INSTRUCTIONS FOR THE TASK - Copy the data that follows, character for character, minus the pictures.

ENTRIES -
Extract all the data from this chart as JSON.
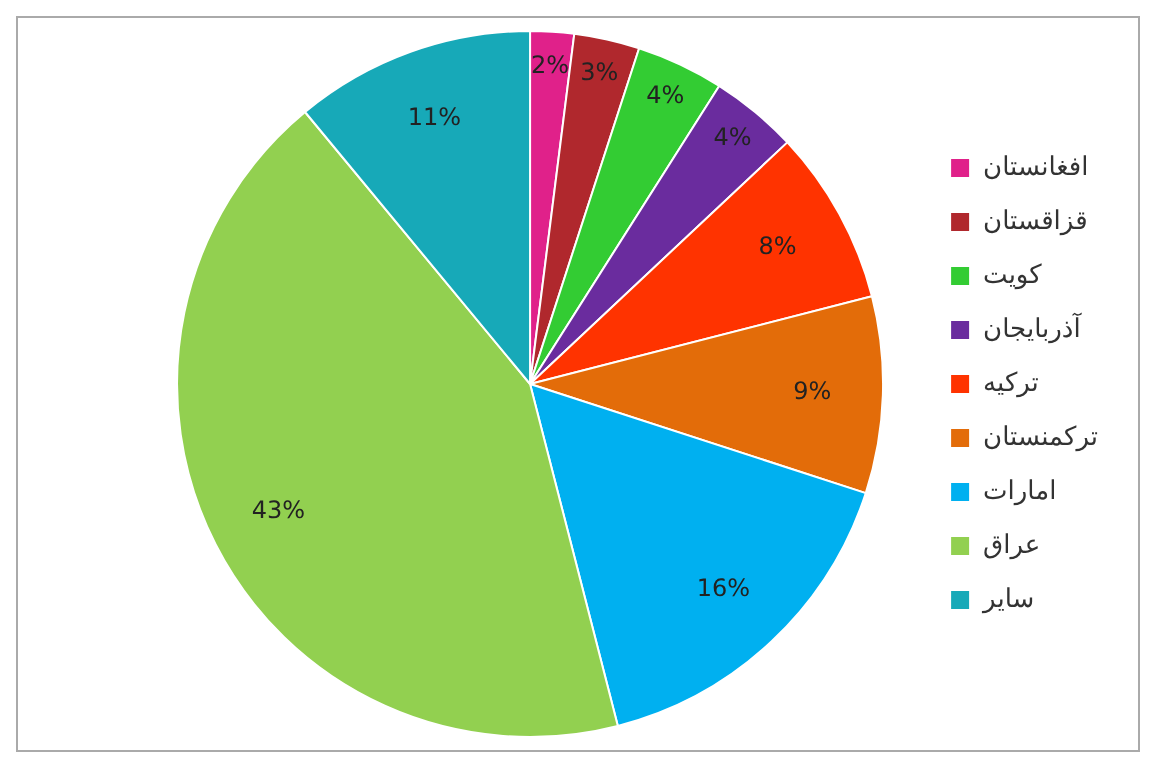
{
  "chart_data": {
    "type": "pie",
    "categories": [
      "افغانستان",
      "قزاقستان",
      "کویت",
      "آذربایجان",
      "ترکیه",
      "ترکمنستان",
      "امارات",
      "عراق",
      "سایر"
    ],
    "values": [
      2,
      3,
      4,
      4,
      8,
      9,
      16,
      43,
      11
    ],
    "value_labels": [
      "2%",
      "3%",
      "4%",
      "4%",
      "8%",
      "9%",
      "16%",
      "43%",
      "11%"
    ],
    "colors": [
      "#e0218a",
      "#b0282d",
      "#33cc33",
      "#6a2c9e",
      "#ff3300",
      "#e36c09",
      "#00b0f0",
      "#92d050",
      "#17a9b8"
    ],
    "legend": "right"
  }
}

COMPLETE RESPONSE -
Extract all the data from this chart as JSON.
{
  "chart_data": {
    "type": "pie",
    "categories": [
      "افغانستان",
      "قزاقستان",
      "کویت",
      "آذربایجان",
      "ترکیه",
      "ترکمنستان",
      "امارات",
      "عراق",
      "سایر"
    ],
    "values": [
      2,
      3,
      4,
      4,
      8,
      9,
      16,
      43,
      11
    ],
    "value_labels": [
      "2%",
      "3%",
      "4%",
      "4%",
      "8%",
      "9%",
      "16%",
      "43%",
      "11%"
    ],
    "colors": [
      "#e0218a",
      "#b0282d",
      "#33cc33",
      "#6a2c9e",
      "#ff3300",
      "#e36c09",
      "#00b0f0",
      "#92d050",
      "#17a9b8"
    ],
    "legend": "right"
  }
}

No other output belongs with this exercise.